> **TASK GOAL**
Copy the data precisely, keeping every character.

> **RAW DATA**
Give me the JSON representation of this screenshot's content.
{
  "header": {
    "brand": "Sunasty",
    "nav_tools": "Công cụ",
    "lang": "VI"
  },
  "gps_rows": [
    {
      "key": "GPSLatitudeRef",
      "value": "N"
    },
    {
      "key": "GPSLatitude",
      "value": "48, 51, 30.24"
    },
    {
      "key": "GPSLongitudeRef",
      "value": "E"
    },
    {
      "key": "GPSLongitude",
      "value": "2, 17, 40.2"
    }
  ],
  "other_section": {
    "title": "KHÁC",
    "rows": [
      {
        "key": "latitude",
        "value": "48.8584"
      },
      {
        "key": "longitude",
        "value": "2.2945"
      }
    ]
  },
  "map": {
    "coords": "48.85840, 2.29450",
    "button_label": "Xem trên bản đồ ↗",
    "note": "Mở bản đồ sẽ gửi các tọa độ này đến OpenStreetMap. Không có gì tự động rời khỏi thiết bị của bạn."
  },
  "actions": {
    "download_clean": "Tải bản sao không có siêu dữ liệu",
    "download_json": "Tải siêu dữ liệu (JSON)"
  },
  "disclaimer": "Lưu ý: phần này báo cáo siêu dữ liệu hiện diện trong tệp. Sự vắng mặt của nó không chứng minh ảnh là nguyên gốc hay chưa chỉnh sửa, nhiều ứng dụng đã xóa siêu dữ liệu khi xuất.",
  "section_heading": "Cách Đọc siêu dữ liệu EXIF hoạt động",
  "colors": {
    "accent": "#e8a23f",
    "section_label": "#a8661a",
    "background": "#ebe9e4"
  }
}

> **OUTPUT OF THE TASK**
Give me the JSON representation of this screenshot's content.
{
  "header": {
    "brand": "Sunasty",
    "nav_tools": "Công cụ",
    "lang": "VI"
  },
  "gps_rows": [
    {
      "key": "GPSLatitudeRef",
      "value": "N"
    },
    {
      "key": "GPSLatitude",
      "value": "48, 51, 30.24"
    },
    {
      "key": "GPSLongitudeRef",
      "value": "E"
    },
    {
      "key": "GPSLongitude",
      "value": "2, 17, 40.2"
    }
  ],
  "other_section": {
    "title": "KHÁC",
    "rows": [
      {
        "key": "latitude",
        "value": "48.8584"
      },
      {
        "key": "longitude",
        "value": "2.2945"
      }
    ]
  },
  "map": {
    "coords": "48.85840, 2.29450",
    "button_label": "Xem trên bản đồ ↗",
    "note": "Mở bản đồ sẽ gửi các tọa độ này đến OpenStreetMap. Không có gì tự động rời khỏi thiết bị của bạn."
  },
  "actions": {
    "download_clean": "Tải bản sao không có siêu dữ liệu",
    "download_json": "Tải siêu dữ liệu (JSON)"
  },
  "disclaimer": "Lưu ý: phần này báo cáo siêu dữ liệu hiện diện trong tệp. Sự vắng mặt của nó không chứng minh ảnh là nguyên gốc hay chưa chỉnh sửa, nhiều ứng dụng đã xóa siêu dữ liệu khi xuất.",
  "section_heading": "Cách Đọc siêu dữ liệu EXIF hoạt động",
  "colors": {
    "accent": "#e8a23f",
    "section_label": "#a8661a",
    "background": "#ebe9e4"
  }
}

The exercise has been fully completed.